- _DIRECTIONS_
Gather all lines in the entries that include the word "want".

-- Start TASK DATA --

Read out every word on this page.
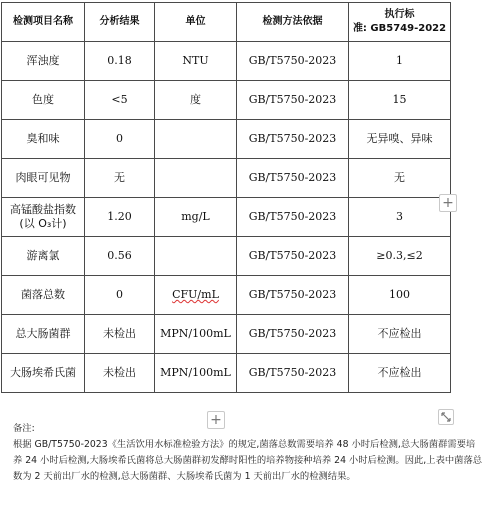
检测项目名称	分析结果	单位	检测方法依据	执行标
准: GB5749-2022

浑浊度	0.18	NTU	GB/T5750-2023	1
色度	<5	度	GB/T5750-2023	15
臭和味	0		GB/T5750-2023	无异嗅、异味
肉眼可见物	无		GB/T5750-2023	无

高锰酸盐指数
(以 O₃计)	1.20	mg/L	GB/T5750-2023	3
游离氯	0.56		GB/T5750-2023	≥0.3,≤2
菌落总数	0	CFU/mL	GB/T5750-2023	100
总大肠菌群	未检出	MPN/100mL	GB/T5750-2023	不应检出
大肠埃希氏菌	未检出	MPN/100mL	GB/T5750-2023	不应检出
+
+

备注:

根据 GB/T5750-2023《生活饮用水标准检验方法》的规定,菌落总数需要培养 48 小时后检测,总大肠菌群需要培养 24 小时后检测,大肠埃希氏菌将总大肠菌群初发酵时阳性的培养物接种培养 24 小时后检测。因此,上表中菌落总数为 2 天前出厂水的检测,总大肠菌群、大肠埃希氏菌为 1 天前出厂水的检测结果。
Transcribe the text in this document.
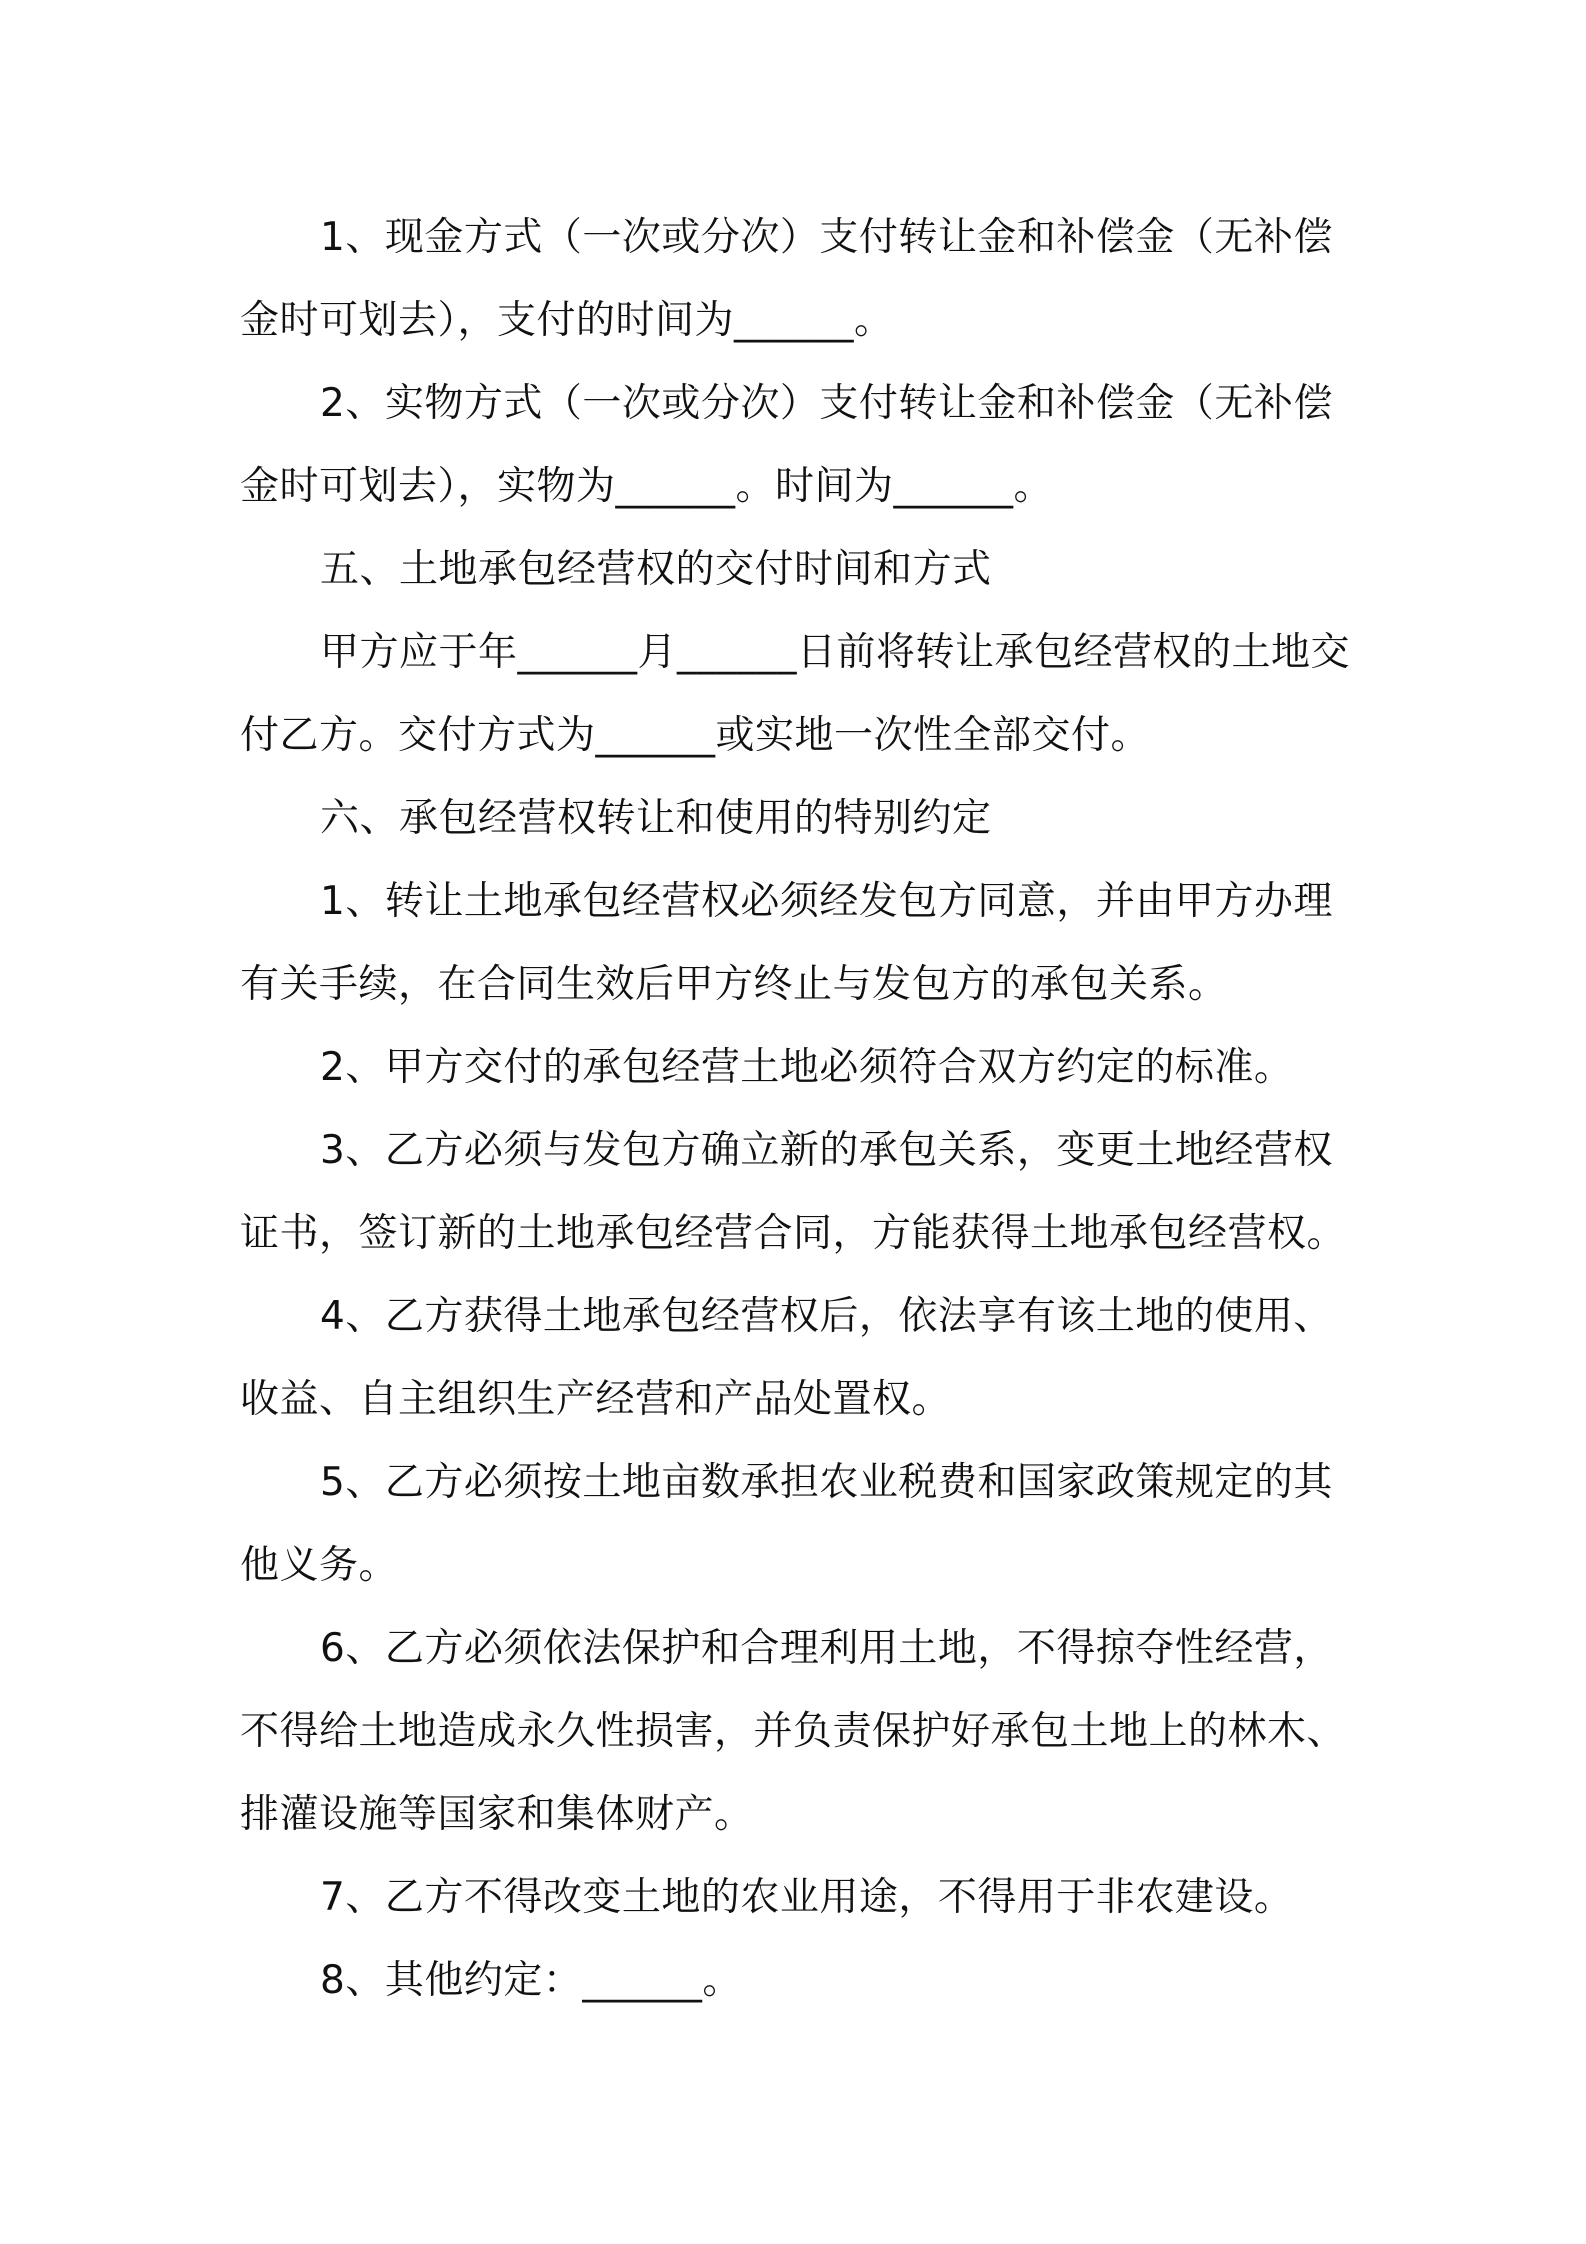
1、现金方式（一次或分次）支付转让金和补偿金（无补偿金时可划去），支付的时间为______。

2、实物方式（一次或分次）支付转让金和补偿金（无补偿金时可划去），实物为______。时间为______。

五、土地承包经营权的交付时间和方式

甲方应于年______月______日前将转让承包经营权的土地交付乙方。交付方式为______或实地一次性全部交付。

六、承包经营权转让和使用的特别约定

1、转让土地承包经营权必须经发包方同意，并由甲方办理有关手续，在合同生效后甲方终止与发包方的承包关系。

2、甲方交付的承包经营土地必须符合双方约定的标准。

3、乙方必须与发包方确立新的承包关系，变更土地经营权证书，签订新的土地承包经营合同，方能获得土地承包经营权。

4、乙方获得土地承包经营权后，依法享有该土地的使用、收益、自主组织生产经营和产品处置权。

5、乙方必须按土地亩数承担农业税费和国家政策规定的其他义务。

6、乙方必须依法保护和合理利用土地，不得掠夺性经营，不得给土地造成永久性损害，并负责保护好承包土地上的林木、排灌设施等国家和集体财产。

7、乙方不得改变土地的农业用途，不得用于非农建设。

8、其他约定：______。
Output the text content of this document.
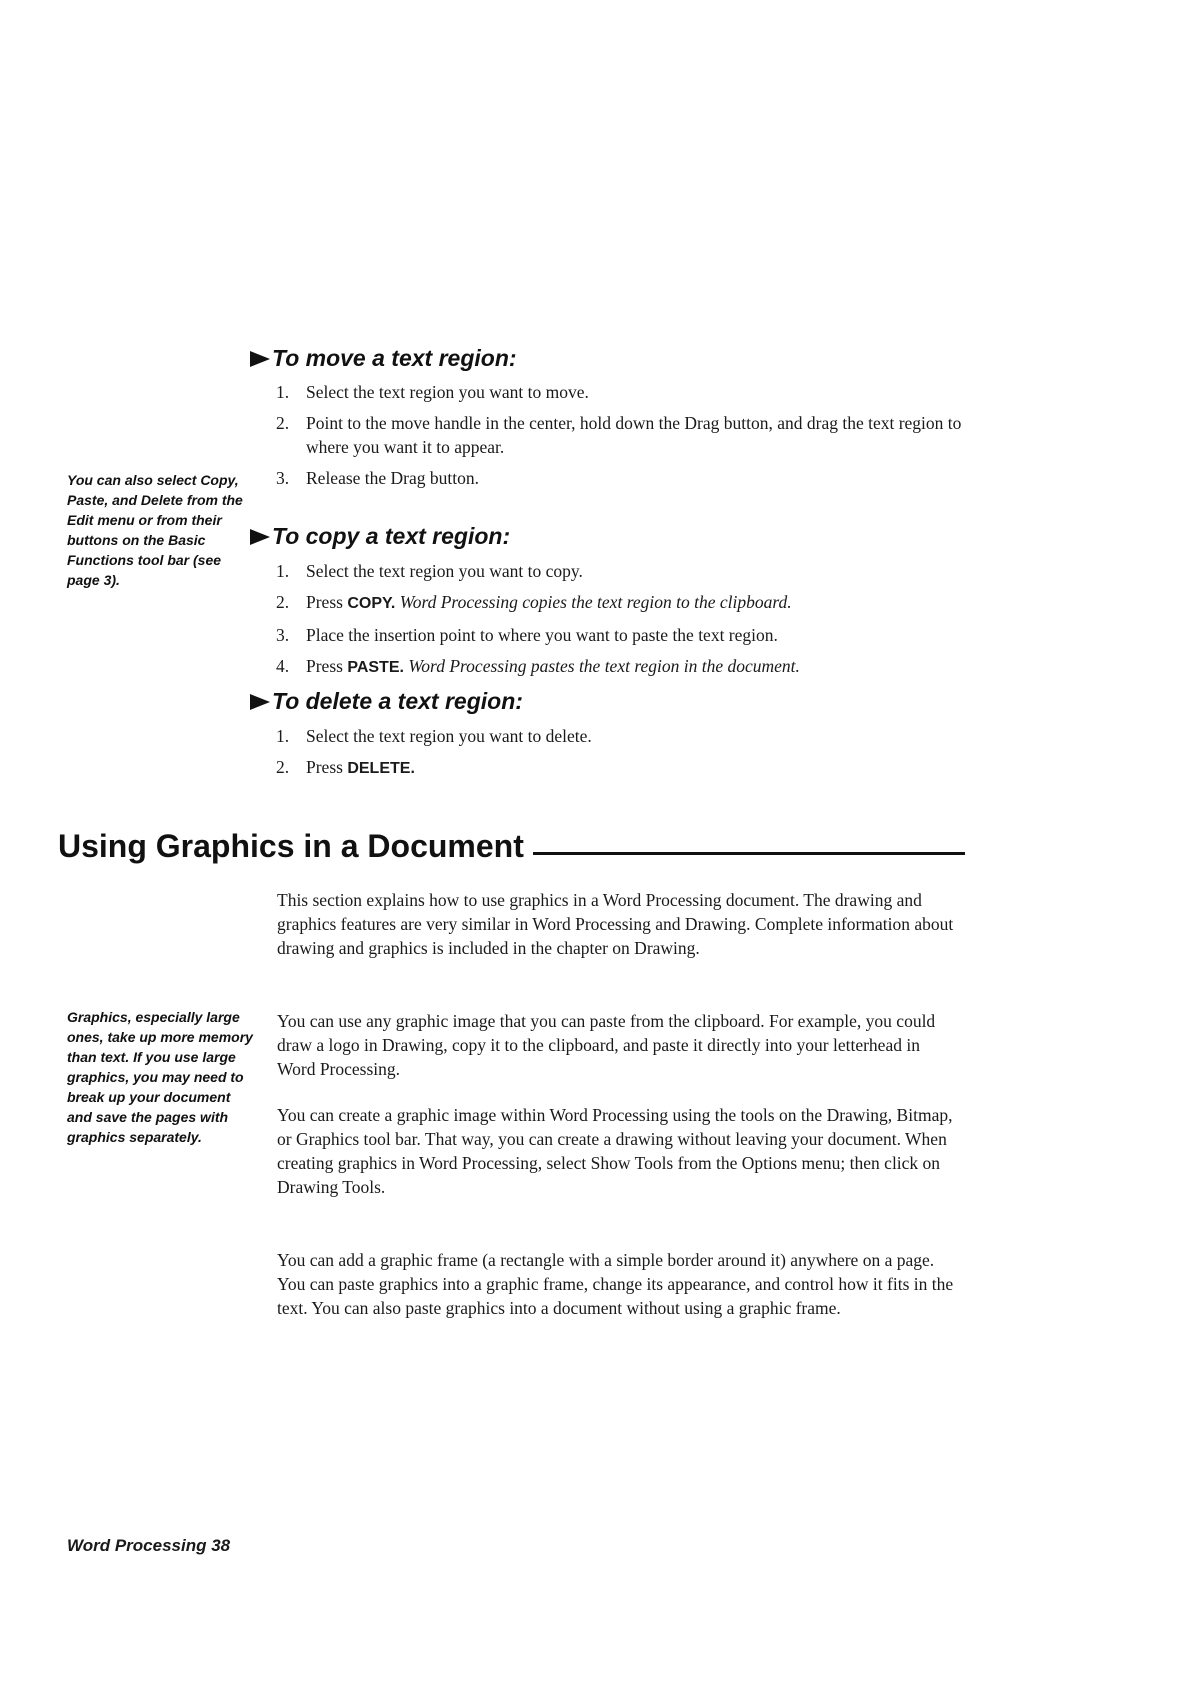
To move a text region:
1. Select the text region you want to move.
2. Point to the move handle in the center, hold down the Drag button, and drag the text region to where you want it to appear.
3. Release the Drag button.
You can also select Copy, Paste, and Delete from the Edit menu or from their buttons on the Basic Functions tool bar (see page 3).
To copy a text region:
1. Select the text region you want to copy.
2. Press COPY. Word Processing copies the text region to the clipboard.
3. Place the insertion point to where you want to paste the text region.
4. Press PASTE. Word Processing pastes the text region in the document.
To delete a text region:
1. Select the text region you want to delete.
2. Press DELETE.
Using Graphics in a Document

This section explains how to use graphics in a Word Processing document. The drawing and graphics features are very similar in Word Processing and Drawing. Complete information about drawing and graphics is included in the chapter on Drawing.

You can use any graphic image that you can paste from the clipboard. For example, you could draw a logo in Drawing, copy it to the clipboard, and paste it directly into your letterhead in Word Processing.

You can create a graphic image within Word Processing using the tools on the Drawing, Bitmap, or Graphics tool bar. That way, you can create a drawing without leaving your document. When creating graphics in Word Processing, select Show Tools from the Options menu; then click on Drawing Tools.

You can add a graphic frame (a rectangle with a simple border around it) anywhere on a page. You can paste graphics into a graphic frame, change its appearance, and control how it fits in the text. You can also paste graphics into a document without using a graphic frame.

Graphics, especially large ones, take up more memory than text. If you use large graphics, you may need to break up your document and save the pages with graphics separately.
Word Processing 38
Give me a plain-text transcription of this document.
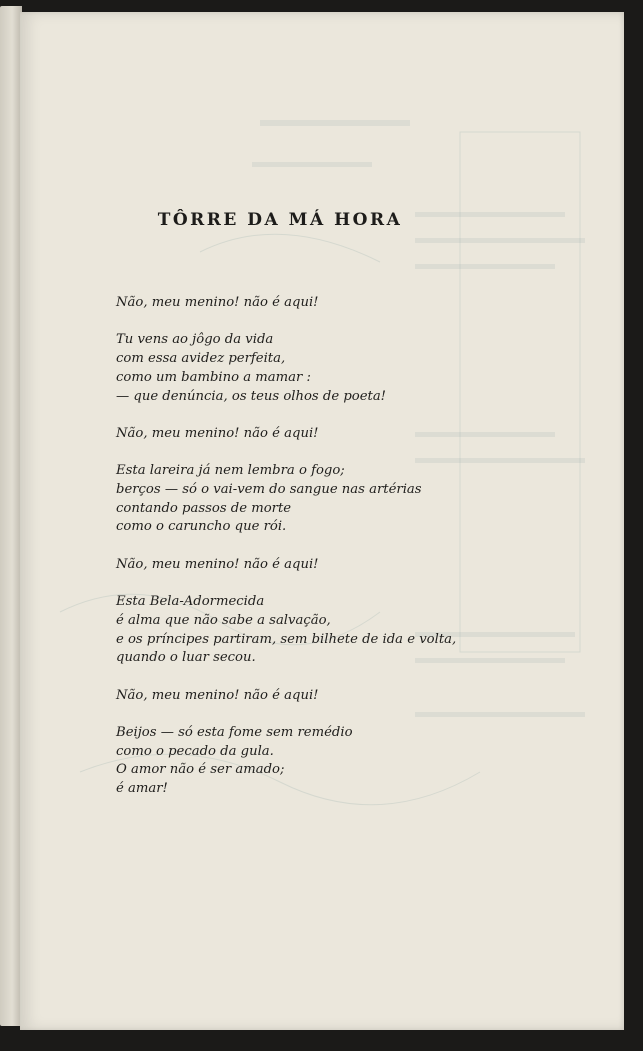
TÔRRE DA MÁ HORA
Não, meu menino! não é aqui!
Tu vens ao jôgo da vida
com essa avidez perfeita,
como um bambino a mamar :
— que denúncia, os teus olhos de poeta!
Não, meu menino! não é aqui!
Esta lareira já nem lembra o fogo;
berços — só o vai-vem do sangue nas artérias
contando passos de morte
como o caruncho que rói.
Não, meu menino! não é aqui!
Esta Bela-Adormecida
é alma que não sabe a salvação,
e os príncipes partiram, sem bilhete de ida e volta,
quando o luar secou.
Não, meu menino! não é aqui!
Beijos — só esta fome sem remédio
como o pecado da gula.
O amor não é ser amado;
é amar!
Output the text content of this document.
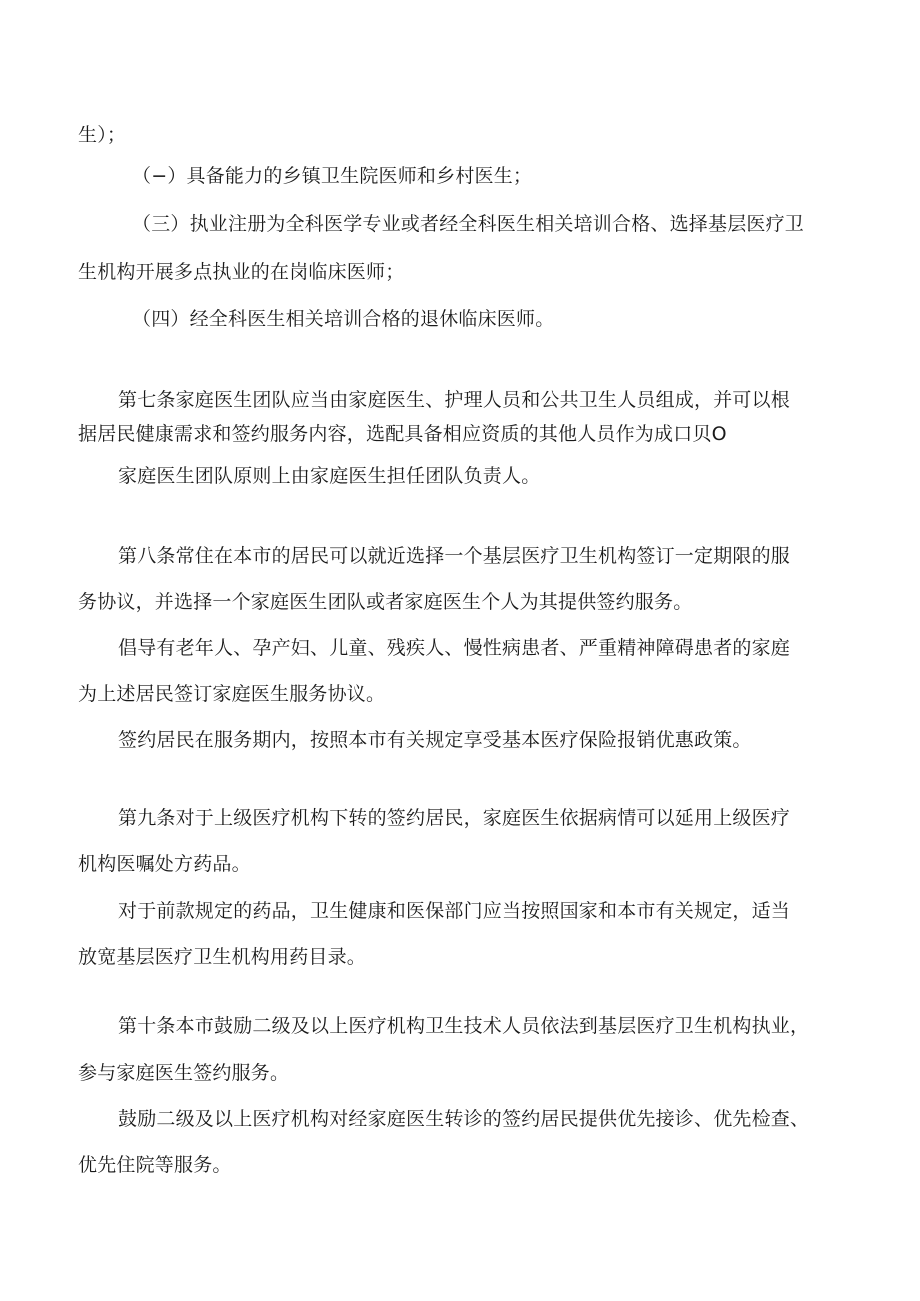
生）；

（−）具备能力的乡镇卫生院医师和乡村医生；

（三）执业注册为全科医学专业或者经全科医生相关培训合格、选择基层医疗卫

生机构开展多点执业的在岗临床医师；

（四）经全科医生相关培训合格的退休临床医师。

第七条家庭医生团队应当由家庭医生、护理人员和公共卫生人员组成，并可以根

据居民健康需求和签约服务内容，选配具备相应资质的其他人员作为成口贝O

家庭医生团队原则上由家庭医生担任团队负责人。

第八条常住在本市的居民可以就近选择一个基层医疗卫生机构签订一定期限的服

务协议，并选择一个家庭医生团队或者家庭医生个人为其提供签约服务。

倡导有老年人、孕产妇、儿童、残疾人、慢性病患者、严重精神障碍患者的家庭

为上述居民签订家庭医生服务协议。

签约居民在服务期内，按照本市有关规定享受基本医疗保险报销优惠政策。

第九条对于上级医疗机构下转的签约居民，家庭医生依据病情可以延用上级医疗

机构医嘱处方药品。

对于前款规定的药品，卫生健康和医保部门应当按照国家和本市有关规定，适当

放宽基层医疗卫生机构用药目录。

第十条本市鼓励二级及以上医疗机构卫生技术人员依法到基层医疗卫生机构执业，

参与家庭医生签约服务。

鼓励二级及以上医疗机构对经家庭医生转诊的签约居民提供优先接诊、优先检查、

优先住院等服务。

-- End TASK DATA --

- _EXERCISE RESULT_
1. Select the text region you want to move.
2. Point to the move handle in the center, hold down the Drag button, and drag the text region to where you want it to appear.
1. Select the text region you want to copy.
3. Place the insertion point to where you want to paste the text region.
1. Select the text region you want to delete.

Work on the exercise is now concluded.